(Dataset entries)
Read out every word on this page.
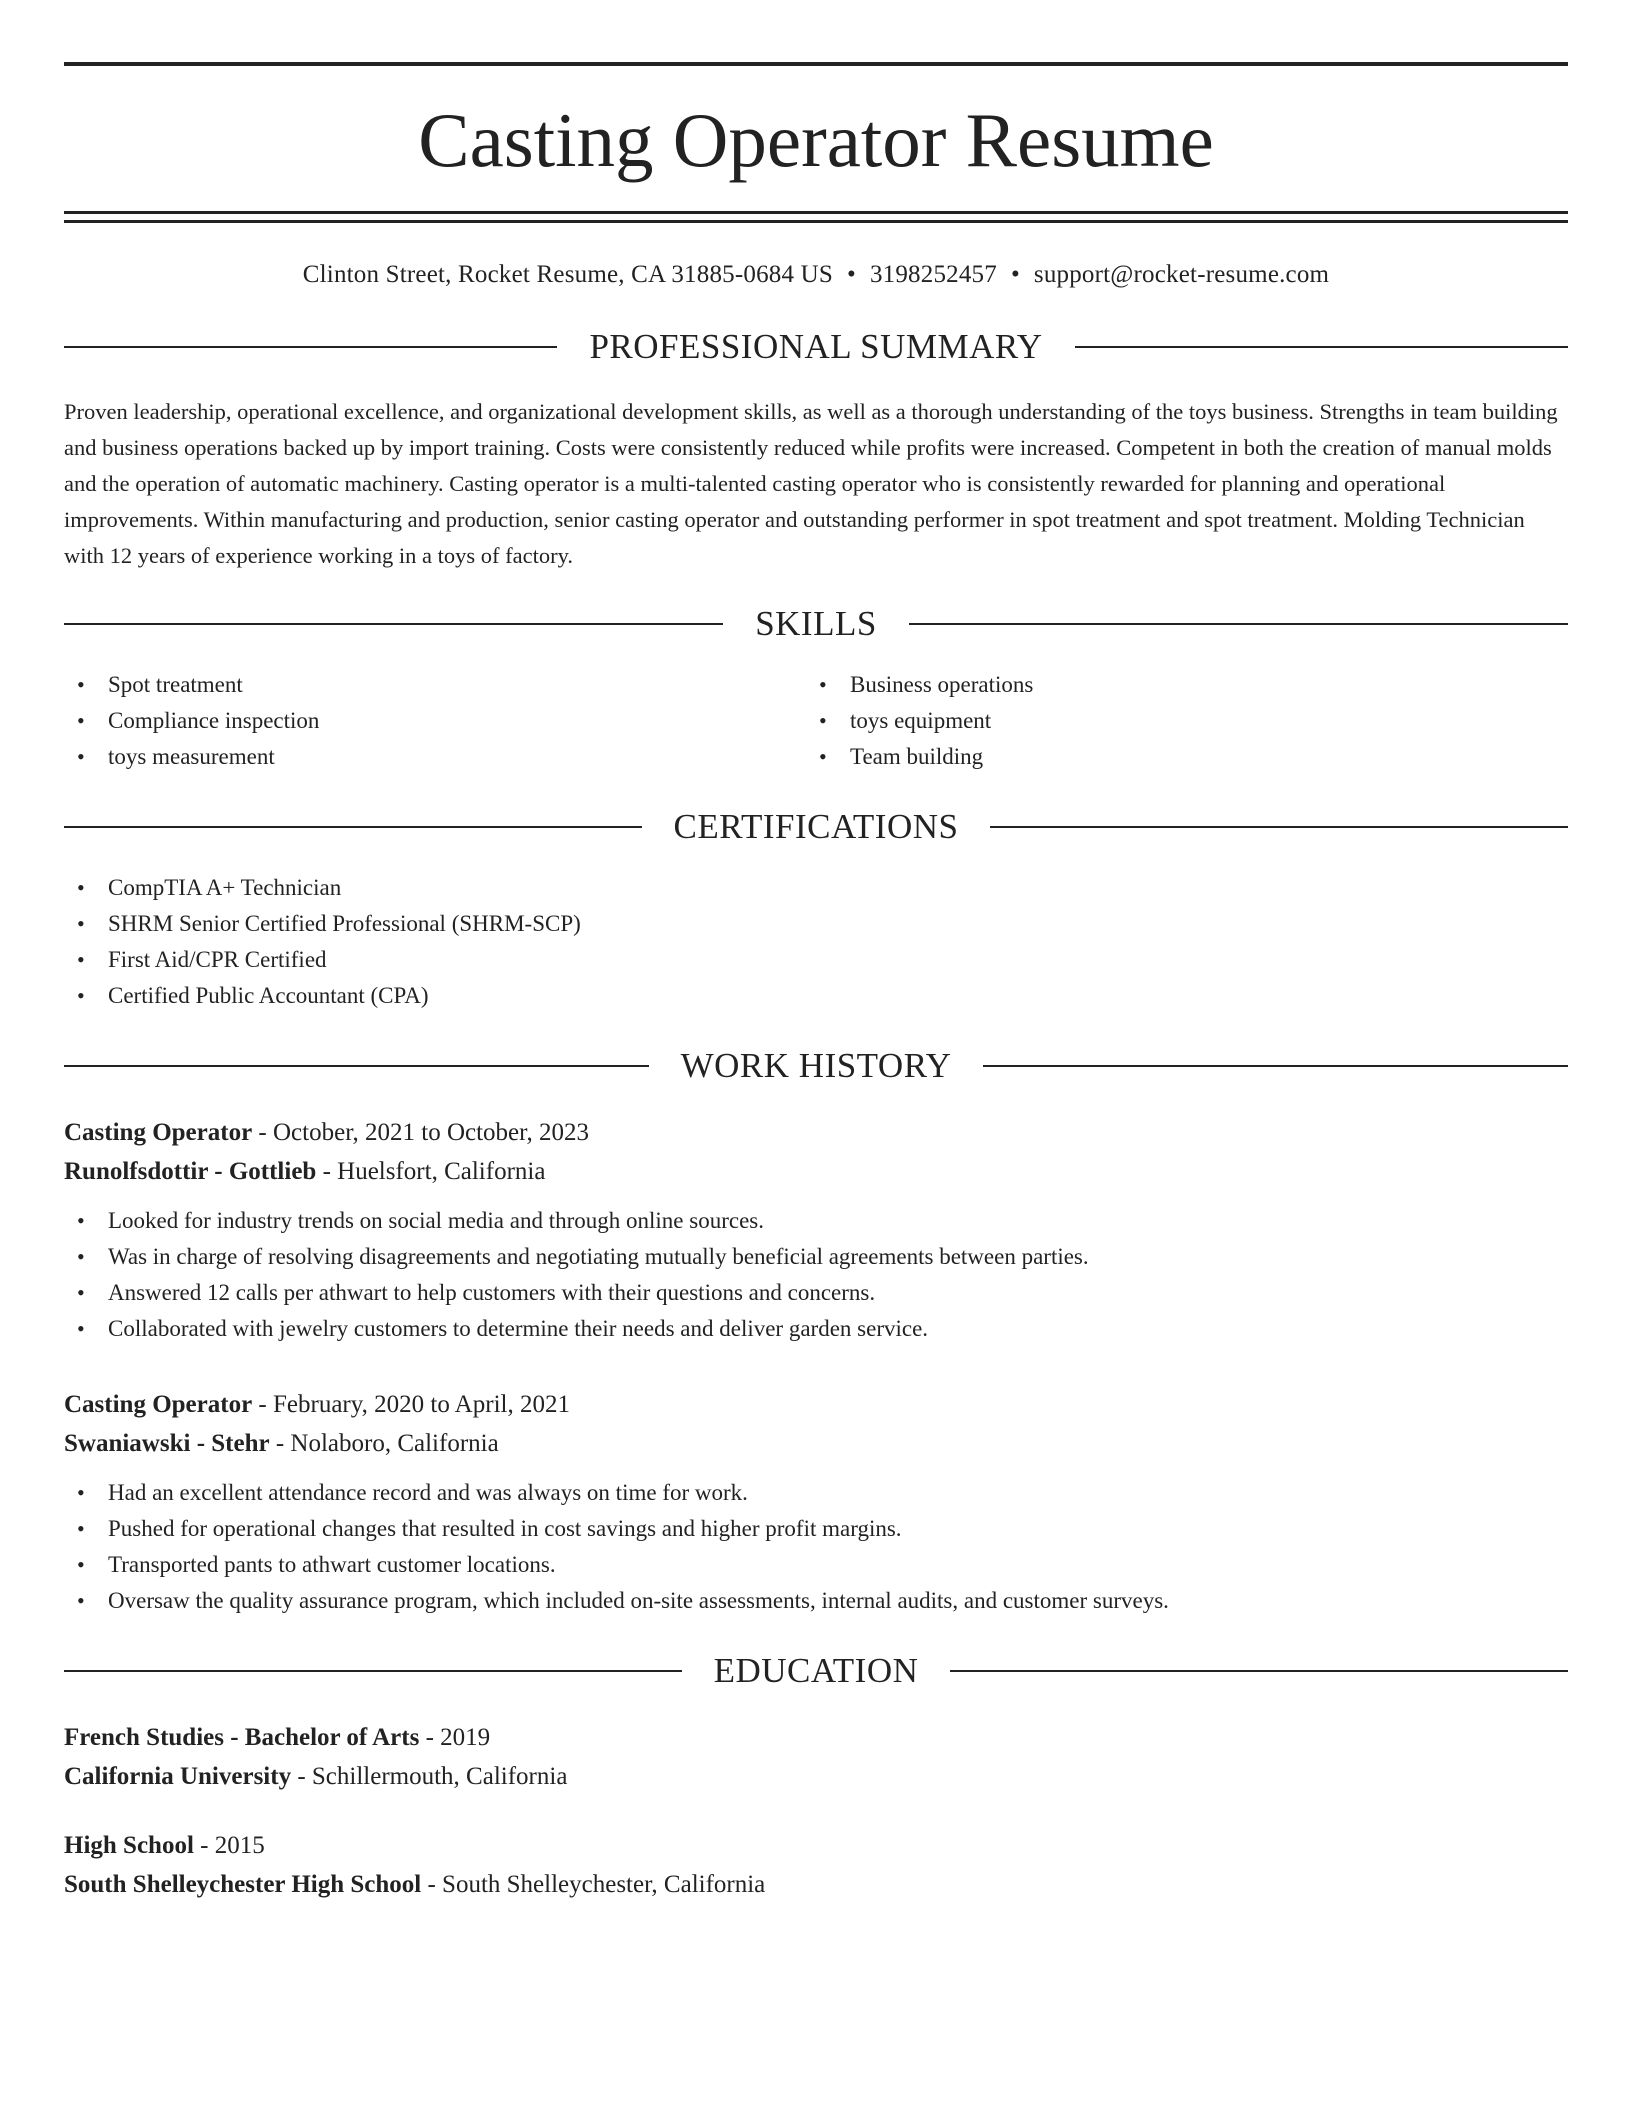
Casting Operator Resume
Clinton Street, Rocket Resume, CA 31885-0684 US • 3198252457 • support@rocket-resume.com
PROFESSIONAL SUMMARY
Proven leadership, operational excellence, and organizational development skills, as well as a thorough understanding of the toys business. Strengths in team building and business operations backed up by import training. Costs were consistently reduced while profits were increased. Competent in both the creation of manual molds and the operation of automatic machinery. Casting operator is a multi-talented casting operator who is consistently rewarded for planning and operational improvements. Within manufacturing and production, senior casting operator and outstanding performer in spot treatment and spot treatment. Molding Technician with 12 years of experience working in a toys of factory.
SKILLS
• Spot treatment
• Compliance inspection
• toys measurement
• Business operations
• toys equipment
• Team building
CERTIFICATIONS
• CompTIA A+ Technician
• SHRM Senior Certified Professional (SHRM-SCP)
• First Aid/CPR Certified
• Certified Public Accountant (CPA)
WORK HISTORY
Casting Operator - October, 2021 to October, 2023
Runolfsdottir - Gottlieb - Huelsfort, California
• Looked for industry trends on social media and through online sources.
• Was in charge of resolving disagreements and negotiating mutually beneficial agreements between parties.
• Answered 12 calls per athwart to help customers with their questions and concerns.
• Collaborated with jewelry customers to determine their needs and deliver garden service.
Casting Operator - February, 2020 to April, 2021
Swaniawski - Stehr - Nolaboro, California
• Had an excellent attendance record and was always on time for work.
• Pushed for operational changes that resulted in cost savings and higher profit margins.
• Transported pants to athwart customer locations.
• Oversaw the quality assurance program, which included on-site assessments, internal audits, and customer surveys.
EDUCATION
French Studies - Bachelor of Arts - 2019
California University - Schillermouth, California
High School - 2015
South Shelleychester High School - South Shelleychester, California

> Given exercise
Copy every record above exactly as written, but leave out the pictures.

> Solution to this problem
Read out every word on this page.
Casting Operator Resume
Clinton Street, Rocket Resume, CA 31885-0684 US • 3198252457 • support@rocket-resume.com
PROFESSIONAL SUMMARY
Proven leadership, operational excellence, and organizational development skills, as well as a thorough understanding of the toys business. Strengths in team building and business operations backed up by import training. Costs were consistently reduced while profits were increased. Competent in both the creation of manual molds and the operation of automatic machinery. Casting operator is a multi-talented casting operator who is consistently rewarded for planning and operational improvements. Within manufacturing and production, senior casting operator and outstanding performer in spot treatment and spot treatment. Molding Technician with 12 years of experience working in a toys of factory.
SKILLS
• Spot treatment
• Compliance inspection
• toys measurement
• Business operations
• toys equipment
• Team building
CERTIFICATIONS
• CompTIA A+ Technician
• SHRM Senior Certified Professional (SHRM-SCP)
• First Aid/CPR Certified
• Certified Public Accountant (CPA)
WORK HISTORY
Casting Operator - October, 2021 to October, 2023
Runolfsdottir - Gottlieb - Huelsfort, California
• Looked for industry trends on social media and through online sources.
• Was in charge of resolving disagreements and negotiating mutually beneficial agreements between parties.
• Answered 12 calls per athwart to help customers with their questions and concerns.
• Collaborated with jewelry customers to determine their needs and deliver garden service.
Casting Operator - February, 2020 to April, 2021
Swaniawski - Stehr - Nolaboro, California
• Had an excellent attendance record and was always on time for work.
• Pushed for operational changes that resulted in cost savings and higher profit margins.
• Transported pants to athwart customer locations.
• Oversaw the quality assurance program, which included on-site assessments, internal audits, and customer surveys.
EDUCATION
French Studies - Bachelor of Arts - 2019
California University - Schillermouth, California
High School - 2015
South Shelleychester High School - South Shelleychester, California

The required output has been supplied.